Do this ▸
All of the data below should be written out exactly.

— Start of Excerpted records —

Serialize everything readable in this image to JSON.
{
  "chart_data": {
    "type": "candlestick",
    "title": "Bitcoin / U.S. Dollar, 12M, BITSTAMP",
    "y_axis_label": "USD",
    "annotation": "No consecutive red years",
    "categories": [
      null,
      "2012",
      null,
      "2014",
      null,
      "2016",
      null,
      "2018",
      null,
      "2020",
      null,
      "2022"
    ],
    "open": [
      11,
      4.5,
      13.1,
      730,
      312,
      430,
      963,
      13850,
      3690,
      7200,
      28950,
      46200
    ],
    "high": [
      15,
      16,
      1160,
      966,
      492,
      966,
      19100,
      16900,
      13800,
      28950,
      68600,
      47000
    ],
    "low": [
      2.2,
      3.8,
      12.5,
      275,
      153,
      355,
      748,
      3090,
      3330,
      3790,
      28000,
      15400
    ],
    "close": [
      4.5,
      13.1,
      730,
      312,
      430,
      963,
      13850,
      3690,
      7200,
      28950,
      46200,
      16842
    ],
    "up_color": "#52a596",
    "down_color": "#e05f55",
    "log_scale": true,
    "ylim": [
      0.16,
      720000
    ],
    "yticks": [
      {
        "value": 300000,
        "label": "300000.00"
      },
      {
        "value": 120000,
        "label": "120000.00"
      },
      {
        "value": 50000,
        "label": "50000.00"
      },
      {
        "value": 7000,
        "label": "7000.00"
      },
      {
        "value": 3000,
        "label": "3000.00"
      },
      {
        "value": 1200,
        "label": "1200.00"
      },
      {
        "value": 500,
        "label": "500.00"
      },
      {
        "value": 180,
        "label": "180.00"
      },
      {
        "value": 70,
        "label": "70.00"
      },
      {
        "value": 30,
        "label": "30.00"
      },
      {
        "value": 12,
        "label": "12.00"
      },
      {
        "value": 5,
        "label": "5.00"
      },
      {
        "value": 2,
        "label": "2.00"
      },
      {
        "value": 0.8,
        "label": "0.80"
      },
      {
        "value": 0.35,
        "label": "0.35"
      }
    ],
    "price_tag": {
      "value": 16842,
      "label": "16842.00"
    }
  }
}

— End of Excerpted records —

Task solution ▸
Serialize everything readable in this image to JSON.
{
  "chart_data": {
    "type": "candlestick",
    "title": "Bitcoin / U.S. Dollar, 12M, BITSTAMP",
    "y_axis_label": "USD",
    "annotation": "No consecutive red years",
    "categories": [
      null,
      "2012",
      null,
      "2014",
      null,
      "2016",
      null,
      "2018",
      null,
      "2020",
      null,
      "2022"
    ],
    "open": [
      11,
      4.5,
      13.1,
      730,
      312,
      430,
      963,
      13850,
      3690,
      7200,
      28950,
      46200
    ],
    "high": [
      15,
      16,
      1160,
      966,
      492,
      966,
      19100,
      16900,
      13800,
      28950,
      68600,
      47000
    ],
    "low": [
      2.2,
      3.8,
      12.5,
      275,
      153,
      355,
      748,
      3090,
      3330,
      3790,
      28000,
      15400
    ],
    "close": [
      4.5,
      13.1,
      730,
      312,
      430,
      963,
      13850,
      3690,
      7200,
      28950,
      46200,
      16842
    ],
    "up_color": "#52a596",
    "down_color": "#e05f55",
    "log_scale": true,
    "ylim": [
      0.16,
      720000
    ],
    "yticks": [
      {
        "value": 300000,
        "label": "300000.00"
      },
      {
        "value": 120000,
        "label": "120000.00"
      },
      {
        "value": 50000,
        "label": "50000.00"
      },
      {
        "value": 7000,
        "label": "7000.00"
      },
      {
        "value": 3000,
        "label": "3000.00"
      },
      {
        "value": 1200,
        "label": "1200.00"
      },
      {
        "value": 500,
        "label": "500.00"
      },
      {
        "value": 180,
        "label": "180.00"
      },
      {
        "value": 70,
        "label": "70.00"
      },
      {
        "value": 30,
        "label": "30.00"
      },
      {
        "value": 12,
        "label": "12.00"
      },
      {
        "value": 5,
        "label": "5.00"
      },
      {
        "value": 2,
        "label": "2.00"
      },
      {
        "value": 0.8,
        "label": "0.80"
      },
      {
        "value": 0.35,
        "label": "0.35"
      }
    ],
    "price_tag": {
      "value": 16842,
      "label": "16842.00"
    }
  }
}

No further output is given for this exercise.